• Problem statement
Lines containing the string "minutes" are to be counted. Write only how many there are.

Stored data
::::

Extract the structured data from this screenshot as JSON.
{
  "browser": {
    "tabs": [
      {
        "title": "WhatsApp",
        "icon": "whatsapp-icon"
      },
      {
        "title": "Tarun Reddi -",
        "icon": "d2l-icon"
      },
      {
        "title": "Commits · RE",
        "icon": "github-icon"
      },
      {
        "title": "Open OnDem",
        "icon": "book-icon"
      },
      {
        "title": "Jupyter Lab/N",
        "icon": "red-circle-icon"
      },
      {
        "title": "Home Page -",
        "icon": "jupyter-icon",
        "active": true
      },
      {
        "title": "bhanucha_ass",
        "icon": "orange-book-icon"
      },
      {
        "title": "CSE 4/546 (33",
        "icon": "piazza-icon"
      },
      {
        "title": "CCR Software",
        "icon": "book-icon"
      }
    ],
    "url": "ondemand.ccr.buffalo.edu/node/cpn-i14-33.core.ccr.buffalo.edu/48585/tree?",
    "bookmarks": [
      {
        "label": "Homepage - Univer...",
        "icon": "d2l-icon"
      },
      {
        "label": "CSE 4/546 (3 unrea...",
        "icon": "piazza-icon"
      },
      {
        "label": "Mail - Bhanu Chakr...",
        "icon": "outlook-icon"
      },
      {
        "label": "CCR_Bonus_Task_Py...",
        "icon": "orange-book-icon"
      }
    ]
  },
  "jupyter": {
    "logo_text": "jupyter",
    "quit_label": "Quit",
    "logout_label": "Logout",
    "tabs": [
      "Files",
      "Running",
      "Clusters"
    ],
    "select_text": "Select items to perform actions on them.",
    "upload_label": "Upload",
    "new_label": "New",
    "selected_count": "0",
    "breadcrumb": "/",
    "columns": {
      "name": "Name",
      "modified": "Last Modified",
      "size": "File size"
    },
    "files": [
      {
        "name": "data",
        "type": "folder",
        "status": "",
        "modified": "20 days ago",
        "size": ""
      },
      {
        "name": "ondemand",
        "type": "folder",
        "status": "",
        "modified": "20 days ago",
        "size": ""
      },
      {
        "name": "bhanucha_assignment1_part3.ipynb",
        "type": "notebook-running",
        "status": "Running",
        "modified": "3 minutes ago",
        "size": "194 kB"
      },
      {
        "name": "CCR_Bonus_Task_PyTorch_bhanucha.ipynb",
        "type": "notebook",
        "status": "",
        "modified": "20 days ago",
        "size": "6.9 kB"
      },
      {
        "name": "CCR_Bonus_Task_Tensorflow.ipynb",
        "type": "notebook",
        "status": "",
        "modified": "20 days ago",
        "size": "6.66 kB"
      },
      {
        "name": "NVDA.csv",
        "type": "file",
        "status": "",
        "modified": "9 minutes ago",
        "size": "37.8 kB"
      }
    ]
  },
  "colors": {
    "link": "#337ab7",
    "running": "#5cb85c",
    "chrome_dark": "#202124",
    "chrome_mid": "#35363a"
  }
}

::::

• Output
2